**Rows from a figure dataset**
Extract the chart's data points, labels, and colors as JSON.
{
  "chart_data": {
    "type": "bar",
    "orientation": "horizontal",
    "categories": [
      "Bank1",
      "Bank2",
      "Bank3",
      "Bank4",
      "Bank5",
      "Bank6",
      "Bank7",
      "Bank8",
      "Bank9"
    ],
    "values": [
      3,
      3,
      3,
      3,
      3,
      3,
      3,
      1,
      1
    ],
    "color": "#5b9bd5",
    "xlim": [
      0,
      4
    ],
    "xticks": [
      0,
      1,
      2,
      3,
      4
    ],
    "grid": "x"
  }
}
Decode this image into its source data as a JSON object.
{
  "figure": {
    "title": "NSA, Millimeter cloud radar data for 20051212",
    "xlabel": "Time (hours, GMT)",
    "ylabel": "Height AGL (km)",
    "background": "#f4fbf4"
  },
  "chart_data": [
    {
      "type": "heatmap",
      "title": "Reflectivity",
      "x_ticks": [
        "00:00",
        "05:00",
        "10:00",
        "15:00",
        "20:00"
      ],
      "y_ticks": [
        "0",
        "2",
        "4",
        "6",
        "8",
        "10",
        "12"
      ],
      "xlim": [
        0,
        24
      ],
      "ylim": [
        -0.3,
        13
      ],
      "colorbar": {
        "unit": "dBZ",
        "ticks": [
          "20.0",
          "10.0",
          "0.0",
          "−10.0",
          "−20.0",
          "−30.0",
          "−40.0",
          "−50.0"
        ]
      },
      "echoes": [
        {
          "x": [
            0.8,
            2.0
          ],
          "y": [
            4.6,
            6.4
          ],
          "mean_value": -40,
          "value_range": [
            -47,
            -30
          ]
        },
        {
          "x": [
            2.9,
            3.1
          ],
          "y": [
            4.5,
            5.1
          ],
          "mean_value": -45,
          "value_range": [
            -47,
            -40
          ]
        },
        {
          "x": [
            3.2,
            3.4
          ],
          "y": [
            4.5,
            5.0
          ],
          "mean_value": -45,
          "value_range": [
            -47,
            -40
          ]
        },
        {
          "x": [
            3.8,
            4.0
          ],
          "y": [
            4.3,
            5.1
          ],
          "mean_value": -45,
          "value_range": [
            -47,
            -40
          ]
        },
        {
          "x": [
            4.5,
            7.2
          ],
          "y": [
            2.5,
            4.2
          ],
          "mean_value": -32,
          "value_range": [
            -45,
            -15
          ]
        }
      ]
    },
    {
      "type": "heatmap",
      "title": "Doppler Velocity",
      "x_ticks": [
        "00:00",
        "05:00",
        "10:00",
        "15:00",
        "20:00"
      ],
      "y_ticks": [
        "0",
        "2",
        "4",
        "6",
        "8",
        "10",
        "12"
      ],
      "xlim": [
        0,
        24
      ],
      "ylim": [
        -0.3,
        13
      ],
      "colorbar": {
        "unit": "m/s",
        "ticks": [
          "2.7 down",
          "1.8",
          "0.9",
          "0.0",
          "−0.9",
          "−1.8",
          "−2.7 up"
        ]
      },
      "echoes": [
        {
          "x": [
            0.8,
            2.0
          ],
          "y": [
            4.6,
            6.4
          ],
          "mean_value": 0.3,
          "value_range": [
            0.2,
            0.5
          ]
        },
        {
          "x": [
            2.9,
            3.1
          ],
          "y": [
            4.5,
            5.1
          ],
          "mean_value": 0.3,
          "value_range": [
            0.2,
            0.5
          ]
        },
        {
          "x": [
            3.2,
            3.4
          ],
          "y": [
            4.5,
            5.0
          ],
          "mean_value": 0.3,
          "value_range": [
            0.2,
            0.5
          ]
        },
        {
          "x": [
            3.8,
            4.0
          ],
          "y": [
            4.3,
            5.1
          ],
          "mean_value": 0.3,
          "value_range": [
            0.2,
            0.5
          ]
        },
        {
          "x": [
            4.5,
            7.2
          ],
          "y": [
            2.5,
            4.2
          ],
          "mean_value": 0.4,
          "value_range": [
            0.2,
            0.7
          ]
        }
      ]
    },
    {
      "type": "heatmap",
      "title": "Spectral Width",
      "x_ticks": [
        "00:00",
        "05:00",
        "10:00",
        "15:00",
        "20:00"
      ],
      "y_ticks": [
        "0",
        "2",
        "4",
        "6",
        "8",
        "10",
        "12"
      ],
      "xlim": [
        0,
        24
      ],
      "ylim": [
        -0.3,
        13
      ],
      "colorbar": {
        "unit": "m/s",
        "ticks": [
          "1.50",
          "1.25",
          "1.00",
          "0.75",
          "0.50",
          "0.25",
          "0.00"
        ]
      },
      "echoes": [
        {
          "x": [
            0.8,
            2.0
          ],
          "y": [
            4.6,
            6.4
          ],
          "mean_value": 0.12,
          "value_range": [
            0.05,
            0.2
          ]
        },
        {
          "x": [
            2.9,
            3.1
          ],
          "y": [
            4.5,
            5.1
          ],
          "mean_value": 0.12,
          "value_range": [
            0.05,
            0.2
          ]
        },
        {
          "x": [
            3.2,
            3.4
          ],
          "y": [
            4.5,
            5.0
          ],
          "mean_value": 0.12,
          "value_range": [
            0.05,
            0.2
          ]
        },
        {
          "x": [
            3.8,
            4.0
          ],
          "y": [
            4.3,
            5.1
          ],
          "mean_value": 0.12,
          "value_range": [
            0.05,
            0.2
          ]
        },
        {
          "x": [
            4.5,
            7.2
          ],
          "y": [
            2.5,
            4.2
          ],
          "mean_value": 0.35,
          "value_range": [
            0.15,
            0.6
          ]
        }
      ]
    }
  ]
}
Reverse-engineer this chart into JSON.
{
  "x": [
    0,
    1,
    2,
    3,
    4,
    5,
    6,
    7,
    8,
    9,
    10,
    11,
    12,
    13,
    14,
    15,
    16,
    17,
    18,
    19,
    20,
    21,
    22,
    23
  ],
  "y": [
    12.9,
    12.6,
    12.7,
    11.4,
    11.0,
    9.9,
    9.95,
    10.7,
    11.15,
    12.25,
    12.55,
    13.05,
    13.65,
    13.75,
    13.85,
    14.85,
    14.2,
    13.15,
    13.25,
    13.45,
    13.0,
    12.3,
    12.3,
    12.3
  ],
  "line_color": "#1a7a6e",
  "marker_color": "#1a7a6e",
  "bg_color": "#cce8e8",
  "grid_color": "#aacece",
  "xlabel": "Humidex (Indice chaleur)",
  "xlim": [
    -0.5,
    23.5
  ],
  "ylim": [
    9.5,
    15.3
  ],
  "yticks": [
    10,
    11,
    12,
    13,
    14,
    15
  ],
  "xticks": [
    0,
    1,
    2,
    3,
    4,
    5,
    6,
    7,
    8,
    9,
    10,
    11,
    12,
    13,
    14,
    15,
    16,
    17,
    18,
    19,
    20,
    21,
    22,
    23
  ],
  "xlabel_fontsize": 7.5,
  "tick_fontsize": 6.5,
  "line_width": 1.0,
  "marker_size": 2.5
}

**Required work**
Write out every entry again exactly, please, with nothing missing.

**Finished exercise**
Extract the chart's data points, labels, and colors as JSON.
{
  "chart_data": {
    "type": "bar",
    "orientation": "horizontal",
    "categories": [
      "Bank1",
      "Bank2",
      "Bank3",
      "Bank4",
      "Bank5",
      "Bank6",
      "Bank7",
      "Bank8",
      "Bank9"
    ],
    "values": [
      3,
      3,
      3,
      3,
      3,
      3,
      3,
      1,
      1
    ],
    "color": "#5b9bd5",
    "xlim": [
      0,
      4
    ],
    "xticks": [
      0,
      1,
      2,
      3,
      4
    ],
    "grid": "x"
  }
}
Decode this image into its source data as a JSON object.
{
  "figure": {
    "title": "NSA, Millimeter cloud radar data for 20051212",
    "xlabel": "Time (hours, GMT)",
    "ylabel": "Height AGL (km)",
    "background": "#f4fbf4"
  },
  "chart_data": [
    {
      "type": "heatmap",
      "title": "Reflectivity",
      "x_ticks": [
        "00:00",
        "05:00",
        "10:00",
        "15:00",
        "20:00"
      ],
      "y_ticks": [
        "0",
        "2",
        "4",
        "6",
        "8",
        "10",
        "12"
      ],
      "xlim": [
        0,
        24
      ],
      "ylim": [
        -0.3,
        13
      ],
      "colorbar": {
        "unit": "dBZ",
        "ticks": [
          "20.0",
          "10.0",
          "0.0",
          "−10.0",
          "−20.0",
          "−30.0",
          "−40.0",
          "−50.0"
        ]
      },
      "echoes": [
        {
          "x": [
            0.8,
            2.0
          ],
          "y": [
            4.6,
            6.4
          ],
          "mean_value": -40,
          "value_range": [
            -47,
            -30
          ]
        },
        {
          "x": [
            2.9,
            3.1
          ],
          "y": [
            4.5,
            5.1
          ],
          "mean_value": -45,
          "value_range": [
            -47,
            -40
          ]
        },
        {
          "x": [
            3.2,
            3.4
          ],
          "y": [
            4.5,
            5.0
          ],
          "mean_value": -45,
          "value_range": [
            -47,
            -40
          ]
        },
        {
          "x": [
            3.8,
            4.0
          ],
          "y": [
            4.3,
            5.1
          ],
          "mean_value": -45,
          "value_range": [
            -47,
            -40
          ]
        },
        {
          "x": [
            4.5,
            7.2
          ],
          "y": [
            2.5,
            4.2
          ],
          "mean_value": -32,
          "value_range": [
            -45,
            -15
          ]
        }
      ]
    },
    {
      "type": "heatmap",
      "title": "Doppler Velocity",
      "x_ticks": [
        "00:00",
        "05:00",
        "10:00",
        "15:00",
        "20:00"
      ],
      "y_ticks": [
        "0",
        "2",
        "4",
        "6",
        "8",
        "10",
        "12"
      ],
      "xlim": [
        0,
        24
      ],
      "ylim": [
        -0.3,
        13
      ],
      "colorbar": {
        "unit": "m/s",
        "ticks": [
          "2.7 down",
          "1.8",
          "0.9",
          "0.0",
          "−0.9",
          "−1.8",
          "−2.7 up"
        ]
      },
      "echoes": [
        {
          "x": [
            0.8,
            2.0
          ],
          "y": [
            4.6,
            6.4
          ],
          "mean_value": 0.3,
          "value_range": [
            0.2,
            0.5
          ]
        },
        {
          "x": [
            2.9,
            3.1
          ],
          "y": [
            4.5,
            5.1
          ],
          "mean_value": 0.3,
          "value_range": [
            0.2,
            0.5
          ]
        },
        {
          "x": [
            3.2,
            3.4
          ],
          "y": [
            4.5,
            5.0
          ],
          "mean_value": 0.3,
          "value_range": [
            0.2,
            0.5
          ]
        },
        {
          "x": [
            3.8,
            4.0
          ],
          "y": [
            4.3,
            5.1
          ],
          "mean_value": 0.3,
          "value_range": [
            0.2,
            0.5
          ]
        },
        {
          "x": [
            4.5,
            7.2
          ],
          "y": [
            2.5,
            4.2
          ],
          "mean_value": 0.4,
          "value_range": [
            0.2,
            0.7
          ]
        }
      ]
    },
    {
      "type": "heatmap",
      "title": "Spectral Width",
      "x_ticks": [
        "00:00",
        "05:00",
        "10:00",
        "15:00",
        "20:00"
      ],
      "y_ticks": [
        "0",
        "2",
        "4",
        "6",
        "8",
        "10",
        "12"
      ],
      "xlim": [
        0,
        24
      ],
      "ylim": [
        -0.3,
        13
      ],
      "colorbar": {
        "unit": "m/s",
        "ticks": [
          "1.50",
          "1.25",
          "1.00",
          "0.75",
          "0.50",
          "0.25",
          "0.00"
        ]
      },
      "echoes": [
        {
          "x": [
            0.8,
            2.0
          ],
          "y": [
            4.6,
            6.4
          ],
          "mean_value": 0.12,
          "value_range": [
            0.05,
            0.2
          ]
        },
        {
          "x": [
            2.9,
            3.1
          ],
          "y": [
            4.5,
            5.1
          ],
          "mean_value": 0.12,
          "value_range": [
            0.05,
            0.2
          ]
        },
        {
          "x": [
            3.2,
            3.4
          ],
          "y": [
            4.5,
            5.0
          ],
          "mean_value": 0.12,
          "value_range": [
            0.05,
            0.2
          ]
        },
        {
          "x": [
            3.8,
            4.0
          ],
          "y": [
            4.3,
            5.1
          ],
          "mean_value": 0.12,
          "value_range": [
            0.05,
            0.2
          ]
        },
        {
          "x": [
            4.5,
            7.2
          ],
          "y": [
            2.5,
            4.2
          ],
          "mean_value": 0.35,
          "value_range": [
            0.15,
            0.6
          ]
        }
      ]
    }
  ]
}
Reverse-engineer this chart into JSON.
{
  "x": [
    0,
    1,
    2,
    3,
    4,
    5,
    6,
    7,
    8,
    9,
    10,
    11,
    12,
    13,
    14,
    15,
    16,
    17,
    18,
    19,
    20,
    21,
    22,
    23
  ],
  "y": [
    12.9,
    12.6,
    12.7,
    11.4,
    11.0,
    9.9,
    9.95,
    10.7,
    11.15,
    12.25,
    12.55,
    13.05,
    13.65,
    13.75,
    13.85,
    14.85,
    14.2,
    13.15,
    13.25,
    13.45,
    13.0,
    12.3,
    12.3,
    12.3
  ],
  "line_color": "#1a7a6e",
  "marker_color": "#1a7a6e",
  "bg_color": "#cce8e8",
  "grid_color": "#aacece",
  "xlabel": "Humidex (Indice chaleur)",
  "xlim": [
    -0.5,
    23.5
  ],
  "ylim": [
    9.5,
    15.3
  ],
  "yticks": [
    10,
    11,
    12,
    13,
    14,
    15
  ],
  "xticks": [
    0,
    1,
    2,
    3,
    4,
    5,
    6,
    7,
    8,
    9,
    10,
    11,
    12,
    13,
    14,
    15,
    16,
    17,
    18,
    19,
    20,
    21,
    22,
    23
  ],
  "xlabel_fontsize": 7.5,
  "tick_fontsize": 6.5,
  "line_width": 1.0,
  "marker_size": 2.5
}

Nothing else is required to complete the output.